-- BEGIN --

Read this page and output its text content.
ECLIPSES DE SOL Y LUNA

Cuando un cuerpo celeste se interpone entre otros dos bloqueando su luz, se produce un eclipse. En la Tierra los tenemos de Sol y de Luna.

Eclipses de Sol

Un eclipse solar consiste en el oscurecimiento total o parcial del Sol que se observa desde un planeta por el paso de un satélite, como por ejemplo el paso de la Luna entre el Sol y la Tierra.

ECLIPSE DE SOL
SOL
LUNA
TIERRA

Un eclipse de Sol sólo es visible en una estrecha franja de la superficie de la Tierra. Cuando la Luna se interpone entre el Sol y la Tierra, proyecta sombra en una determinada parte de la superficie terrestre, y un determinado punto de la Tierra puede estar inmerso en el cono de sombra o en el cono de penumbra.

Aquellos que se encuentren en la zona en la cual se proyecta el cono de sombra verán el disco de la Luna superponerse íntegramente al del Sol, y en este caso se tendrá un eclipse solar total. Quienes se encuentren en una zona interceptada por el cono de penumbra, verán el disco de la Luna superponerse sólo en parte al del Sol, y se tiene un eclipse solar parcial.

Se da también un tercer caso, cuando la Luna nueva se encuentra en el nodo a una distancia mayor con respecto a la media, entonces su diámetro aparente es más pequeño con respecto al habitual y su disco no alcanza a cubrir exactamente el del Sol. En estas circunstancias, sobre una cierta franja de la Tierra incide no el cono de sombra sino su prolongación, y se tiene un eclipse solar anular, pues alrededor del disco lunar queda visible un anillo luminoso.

-- END --

Work instructions -
Copy each line of the records containing the string "interpone".

Reply to the exercise -
Cuando un cuerpo celeste se interpone entre otros dos bloqueando su luz, se produce un eclipse. En la Tierra los tenemos de Sol y de Luna.
Un eclipse de Sol sólo es visible en una estrecha franja de la superficie de la Tierra. Cuando la Luna se interpone entre el Sol y la Tierra, proyecta sombra en una determinada parte de la superficie terrestre, y un determinado punto de la Tierra puede estar inmerso en el cono de sombra o en el cono de penumbra.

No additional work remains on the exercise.